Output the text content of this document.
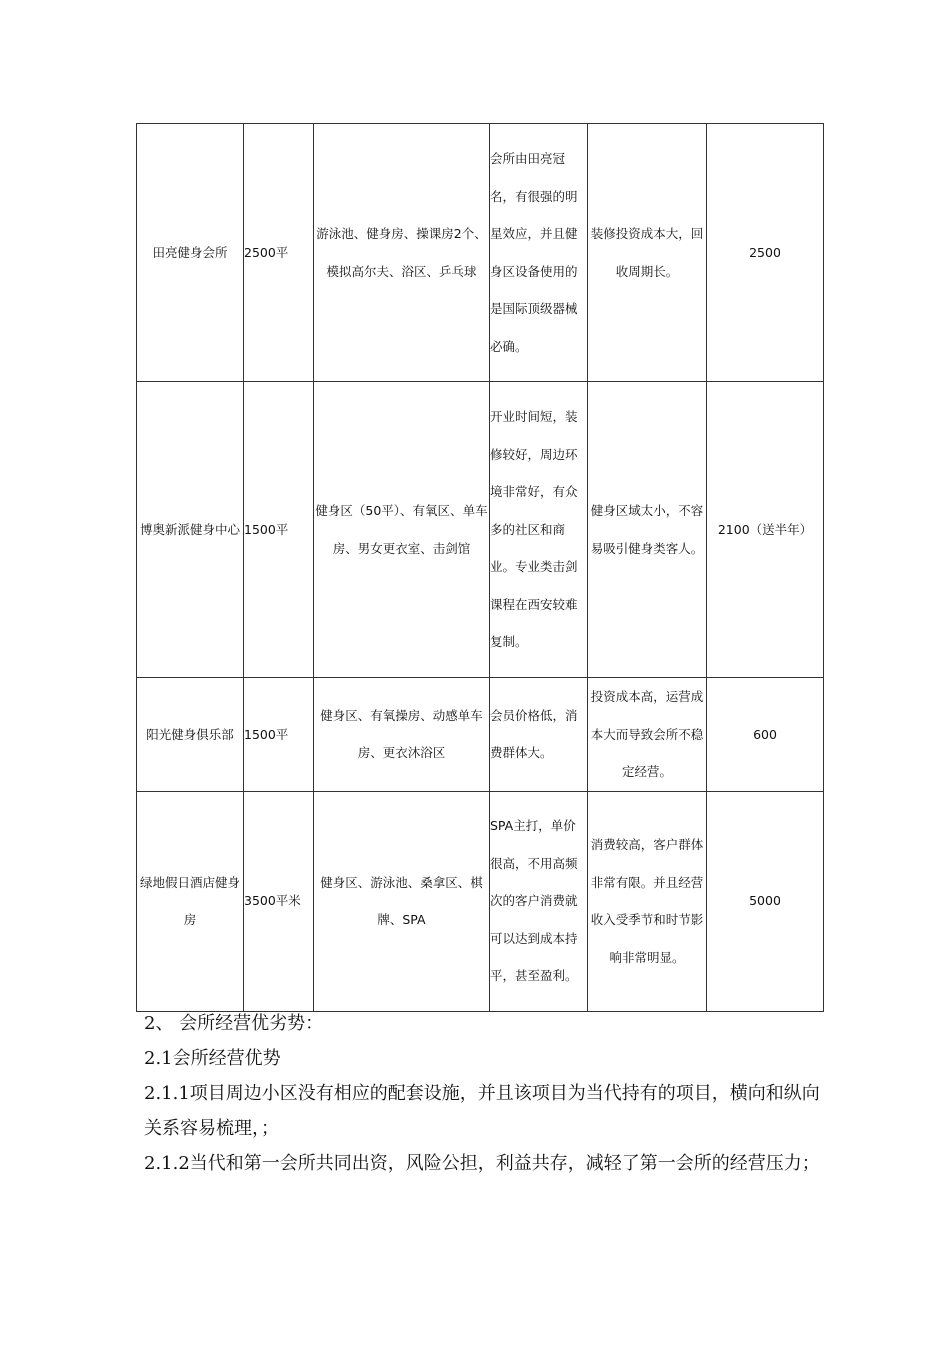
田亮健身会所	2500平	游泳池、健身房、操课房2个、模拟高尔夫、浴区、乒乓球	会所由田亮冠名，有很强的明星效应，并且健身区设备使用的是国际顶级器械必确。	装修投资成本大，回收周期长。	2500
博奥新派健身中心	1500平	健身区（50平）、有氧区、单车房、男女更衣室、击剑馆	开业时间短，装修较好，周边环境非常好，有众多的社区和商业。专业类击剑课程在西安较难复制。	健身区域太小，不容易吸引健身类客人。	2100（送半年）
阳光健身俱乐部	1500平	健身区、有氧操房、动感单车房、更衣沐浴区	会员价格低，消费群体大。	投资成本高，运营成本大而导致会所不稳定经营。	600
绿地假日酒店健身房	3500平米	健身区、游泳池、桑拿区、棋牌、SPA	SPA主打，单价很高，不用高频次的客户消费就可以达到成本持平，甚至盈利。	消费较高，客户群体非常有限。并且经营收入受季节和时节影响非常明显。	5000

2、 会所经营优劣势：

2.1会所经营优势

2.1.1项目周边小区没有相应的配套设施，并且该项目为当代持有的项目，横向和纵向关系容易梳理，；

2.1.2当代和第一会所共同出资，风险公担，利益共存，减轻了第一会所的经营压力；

————————

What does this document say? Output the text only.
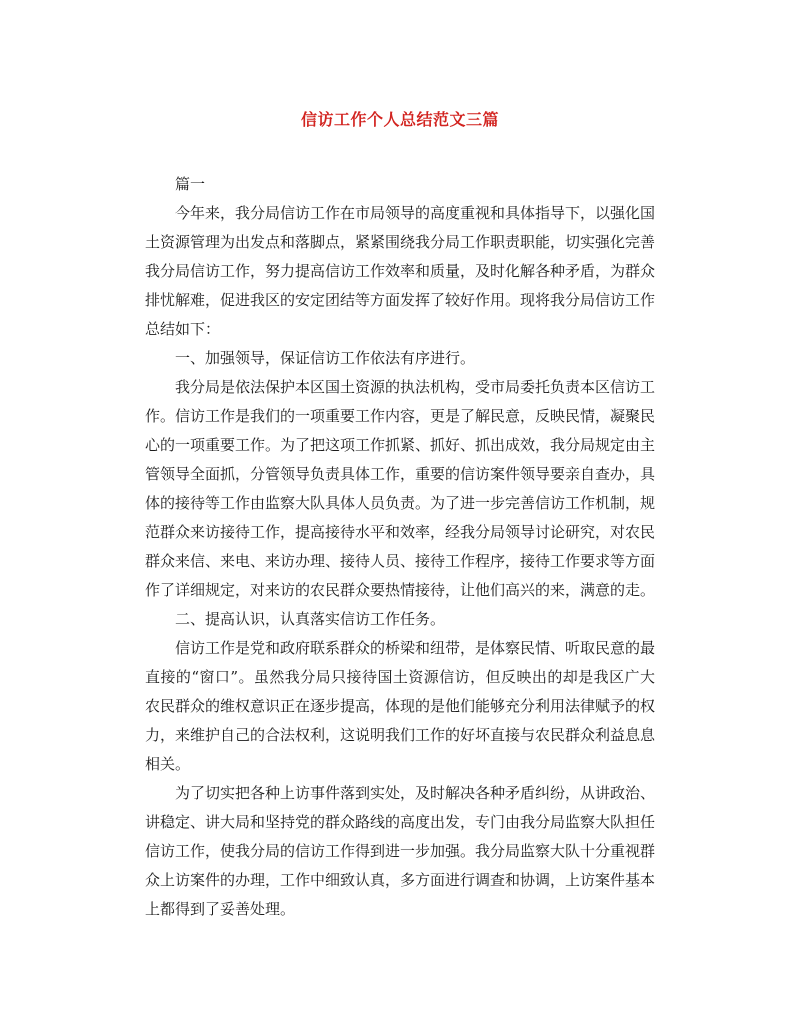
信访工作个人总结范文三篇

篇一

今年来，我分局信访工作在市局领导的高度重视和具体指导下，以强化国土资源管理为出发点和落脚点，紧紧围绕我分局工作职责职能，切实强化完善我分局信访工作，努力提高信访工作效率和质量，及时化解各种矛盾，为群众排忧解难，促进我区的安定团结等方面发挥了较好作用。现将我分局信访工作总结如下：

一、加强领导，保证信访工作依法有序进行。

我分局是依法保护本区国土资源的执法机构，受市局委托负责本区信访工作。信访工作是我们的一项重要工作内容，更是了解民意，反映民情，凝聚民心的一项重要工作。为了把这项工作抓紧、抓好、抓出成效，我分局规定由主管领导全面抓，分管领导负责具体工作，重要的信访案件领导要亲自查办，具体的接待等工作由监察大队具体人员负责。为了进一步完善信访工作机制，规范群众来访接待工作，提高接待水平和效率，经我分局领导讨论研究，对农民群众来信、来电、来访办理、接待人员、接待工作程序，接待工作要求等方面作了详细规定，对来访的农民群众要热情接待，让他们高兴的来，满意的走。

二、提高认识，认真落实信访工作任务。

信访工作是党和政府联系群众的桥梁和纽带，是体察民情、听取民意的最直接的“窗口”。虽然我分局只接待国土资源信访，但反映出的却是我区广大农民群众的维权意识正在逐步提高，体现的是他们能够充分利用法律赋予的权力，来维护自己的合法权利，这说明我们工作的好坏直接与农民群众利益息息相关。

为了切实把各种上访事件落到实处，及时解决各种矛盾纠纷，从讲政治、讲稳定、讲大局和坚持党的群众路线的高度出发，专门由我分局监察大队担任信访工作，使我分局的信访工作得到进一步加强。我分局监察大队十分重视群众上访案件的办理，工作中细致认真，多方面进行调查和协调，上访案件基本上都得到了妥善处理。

————————

Take every line from the records above that has the word "Output" and copy it.

Output the text content of this document.
What does this document say? Output the text only.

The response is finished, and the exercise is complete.